◆ **Given request**:
Identify the lines that contain the word "title" and copy each one.

◆ **Material**:
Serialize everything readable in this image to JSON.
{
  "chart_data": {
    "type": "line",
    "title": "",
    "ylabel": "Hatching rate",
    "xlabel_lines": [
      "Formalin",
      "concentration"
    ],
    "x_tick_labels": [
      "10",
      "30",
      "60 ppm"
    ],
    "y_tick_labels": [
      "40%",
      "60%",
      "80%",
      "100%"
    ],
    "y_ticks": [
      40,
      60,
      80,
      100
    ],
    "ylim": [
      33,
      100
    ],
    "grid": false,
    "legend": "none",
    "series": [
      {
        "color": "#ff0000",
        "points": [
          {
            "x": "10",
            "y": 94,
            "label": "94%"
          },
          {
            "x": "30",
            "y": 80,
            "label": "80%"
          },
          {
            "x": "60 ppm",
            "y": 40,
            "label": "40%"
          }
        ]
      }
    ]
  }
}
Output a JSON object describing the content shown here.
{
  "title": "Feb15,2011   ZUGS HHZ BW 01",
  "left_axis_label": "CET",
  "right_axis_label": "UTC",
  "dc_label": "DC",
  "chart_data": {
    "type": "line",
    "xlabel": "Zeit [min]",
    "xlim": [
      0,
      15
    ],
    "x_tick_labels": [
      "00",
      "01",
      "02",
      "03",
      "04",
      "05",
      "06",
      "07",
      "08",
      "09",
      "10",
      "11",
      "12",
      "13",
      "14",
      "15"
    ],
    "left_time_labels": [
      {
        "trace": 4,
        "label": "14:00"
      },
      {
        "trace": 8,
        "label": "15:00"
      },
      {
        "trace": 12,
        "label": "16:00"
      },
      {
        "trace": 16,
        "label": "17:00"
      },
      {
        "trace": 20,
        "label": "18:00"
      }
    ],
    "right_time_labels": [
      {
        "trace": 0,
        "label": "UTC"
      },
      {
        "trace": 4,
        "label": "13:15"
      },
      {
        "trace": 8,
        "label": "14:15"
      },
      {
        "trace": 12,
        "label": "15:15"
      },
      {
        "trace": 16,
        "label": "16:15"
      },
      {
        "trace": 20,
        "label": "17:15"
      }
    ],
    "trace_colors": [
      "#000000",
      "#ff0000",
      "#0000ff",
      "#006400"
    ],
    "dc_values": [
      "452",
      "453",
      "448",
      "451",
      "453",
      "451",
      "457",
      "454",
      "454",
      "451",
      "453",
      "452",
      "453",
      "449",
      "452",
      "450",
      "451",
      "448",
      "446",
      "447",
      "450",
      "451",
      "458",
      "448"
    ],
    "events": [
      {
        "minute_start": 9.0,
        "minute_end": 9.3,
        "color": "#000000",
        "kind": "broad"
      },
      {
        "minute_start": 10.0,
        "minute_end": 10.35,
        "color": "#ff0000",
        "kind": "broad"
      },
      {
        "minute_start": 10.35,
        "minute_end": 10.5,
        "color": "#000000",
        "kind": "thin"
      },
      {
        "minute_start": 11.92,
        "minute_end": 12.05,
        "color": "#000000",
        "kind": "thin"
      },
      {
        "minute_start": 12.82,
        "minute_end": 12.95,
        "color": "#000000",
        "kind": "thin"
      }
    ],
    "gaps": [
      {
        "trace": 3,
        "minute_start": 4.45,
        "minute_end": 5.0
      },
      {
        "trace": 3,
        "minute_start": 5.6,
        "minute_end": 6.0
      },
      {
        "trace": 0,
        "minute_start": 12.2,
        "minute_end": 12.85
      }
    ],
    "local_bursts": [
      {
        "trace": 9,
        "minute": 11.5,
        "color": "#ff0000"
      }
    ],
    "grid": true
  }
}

◆ **The completed task**:
    "title": "",
  "title": "Feb15,2011   ZUGS HHZ BW 01",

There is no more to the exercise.